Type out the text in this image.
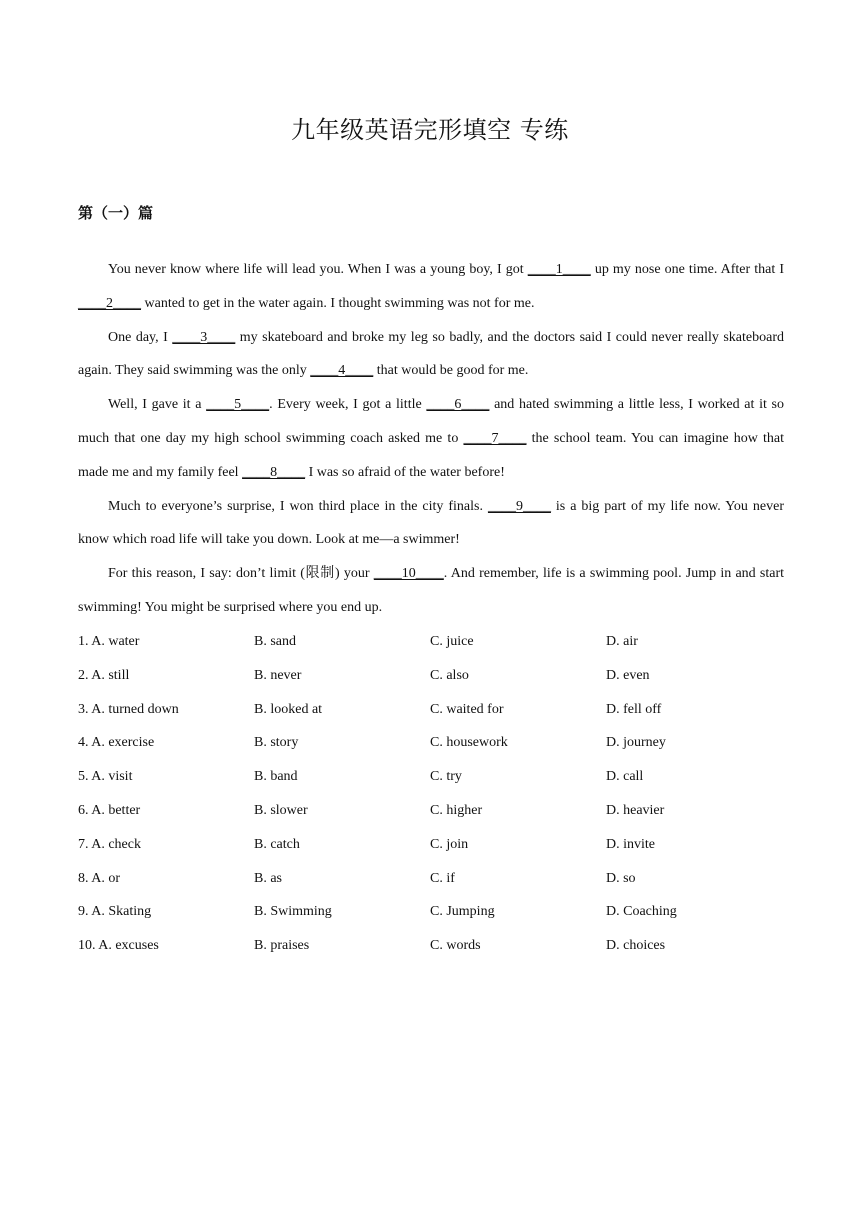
九年级英语完形填空 专练
第（一）篇

You never know where life will lead you. When I was a young boy, I got ____1____ up my nose one time. After that I ____2____ wanted to get in the water again. I thought swimming was not for me.

One day, I ____3____ my skateboard and broke my leg so badly, and the doctors said I could never really skateboard again. They said swimming was the only ____4____ that would be good for me.

Well, I gave it a ____5____. Every week, I got a little ____6____ and hated swimming a little less, I worked at it so much that one day my high school swimming coach asked me to ____7____ the school team. You can imagine how that made me and my family feel ____8____ I was so afraid of the water before!

Much to everyone’s surprise, I won third place in the city finals. ____9____ is a big part of my life now. You never know which road life will take you down. Look at me—a swimmer!

For this reason, I say: don’t limit (限制) your ____10____. And remember, life is a swimming pool. Jump in and start swimming! You might be surprised where you end up.

1. A. water	B. sand	C. juice	D. air
2. A. still	B. never	C. also	D. even
3. A. turned down	B. looked at	C. waited for	D. fell off
4. A. exercise	B. story	C. housework	D. journey
5. A. visit	B. band	C. try	D. call
6. A. better	B. slower	C. higher	D. heavier
7. A. check	B. catch	C. join	D. invite
8. A. or	B. as	C. if	D. so
9. A. Skating	B. Swimming	C. Jumping	D. Coaching
10. A. excuses	B. praises	C. words	D. choices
════════
§ DIRECTIVE
Copy every line of the records above that holds the word "again".

§ RESPONSE TO THE EXERCISE
You never know where life will lead you. When I was a young boy, I got ____1____ up my nose one time. After that I ____2____ wanted to get in the water again. I thought swimming was not for me.
One day, I ____3____ my skateboard and broke my leg so badly, and the doctors said I could never really skateboard again. They said swimming was the only ____4____ that would be good for me.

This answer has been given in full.